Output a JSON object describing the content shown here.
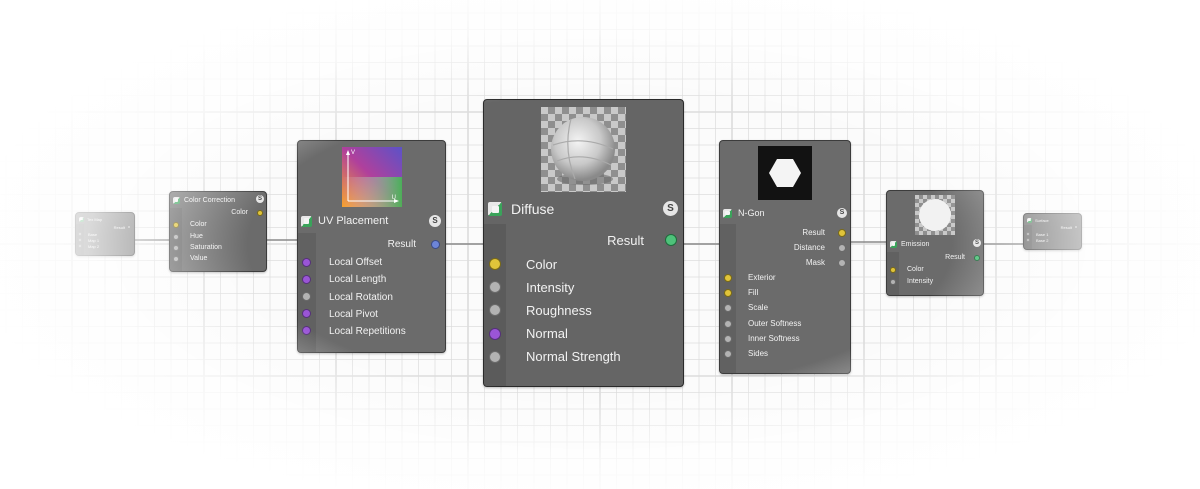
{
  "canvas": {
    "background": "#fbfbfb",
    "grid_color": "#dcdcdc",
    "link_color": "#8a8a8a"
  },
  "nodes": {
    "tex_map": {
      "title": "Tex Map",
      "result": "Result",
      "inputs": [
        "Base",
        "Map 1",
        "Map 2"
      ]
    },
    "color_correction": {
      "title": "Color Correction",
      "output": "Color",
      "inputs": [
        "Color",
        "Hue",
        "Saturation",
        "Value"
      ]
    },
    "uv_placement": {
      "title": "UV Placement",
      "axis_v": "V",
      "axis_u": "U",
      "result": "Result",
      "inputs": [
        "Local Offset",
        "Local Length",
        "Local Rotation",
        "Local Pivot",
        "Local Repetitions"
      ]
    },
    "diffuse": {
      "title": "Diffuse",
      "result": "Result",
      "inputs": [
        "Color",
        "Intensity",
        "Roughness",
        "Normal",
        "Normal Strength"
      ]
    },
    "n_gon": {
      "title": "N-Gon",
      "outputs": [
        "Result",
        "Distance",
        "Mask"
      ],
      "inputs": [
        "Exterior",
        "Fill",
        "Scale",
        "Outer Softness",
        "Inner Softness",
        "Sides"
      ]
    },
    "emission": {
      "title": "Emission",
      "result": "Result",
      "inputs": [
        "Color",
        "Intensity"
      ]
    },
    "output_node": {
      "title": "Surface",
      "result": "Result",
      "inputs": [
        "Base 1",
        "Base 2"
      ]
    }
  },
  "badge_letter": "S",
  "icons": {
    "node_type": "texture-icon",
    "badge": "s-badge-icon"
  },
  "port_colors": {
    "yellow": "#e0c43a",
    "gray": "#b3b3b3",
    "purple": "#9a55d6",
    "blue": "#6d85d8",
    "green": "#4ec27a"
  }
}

━━━

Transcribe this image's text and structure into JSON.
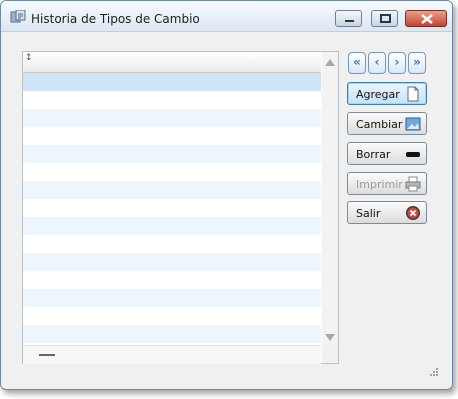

━━━

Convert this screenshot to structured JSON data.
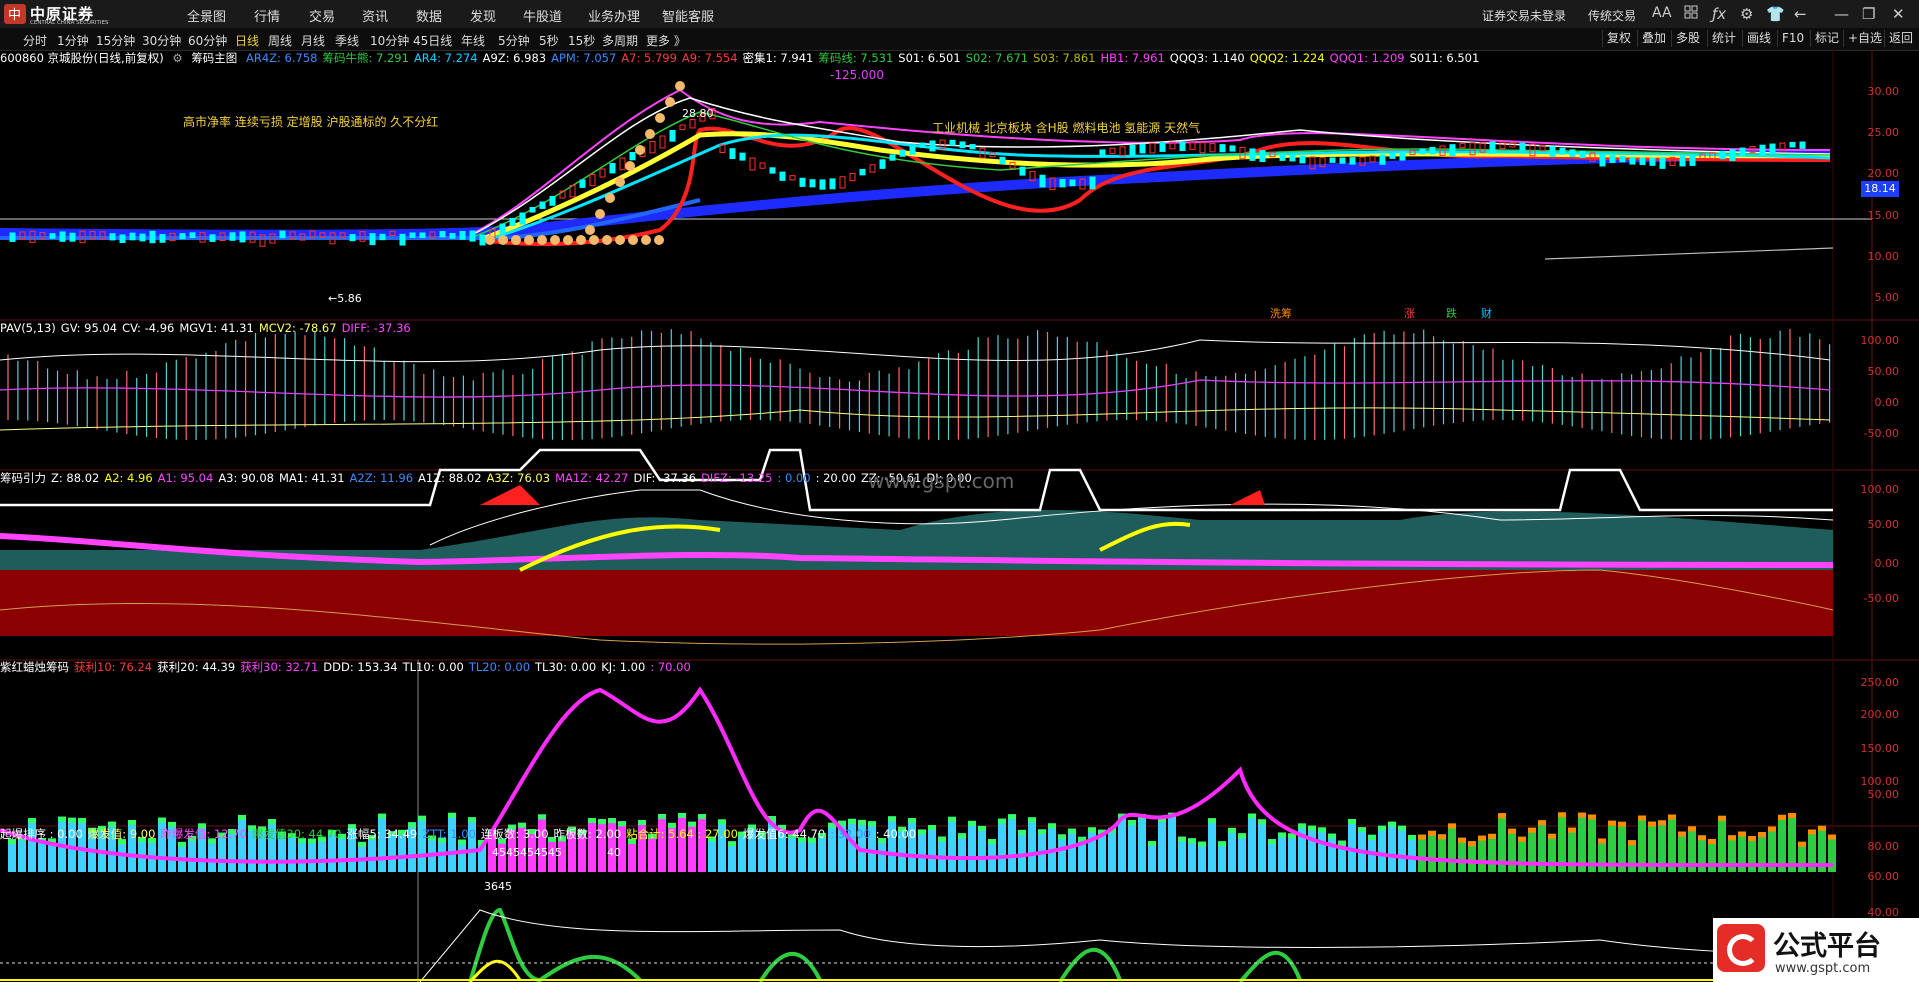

━━━

◆ WHAT THE TASK REQUIRES: Select and copy every line of the listing with the word "this".

◆ EXERCISE RESPONSE:
Transcribe this image's text and structure into JSON.
Convert this screenshot to structured JSON data.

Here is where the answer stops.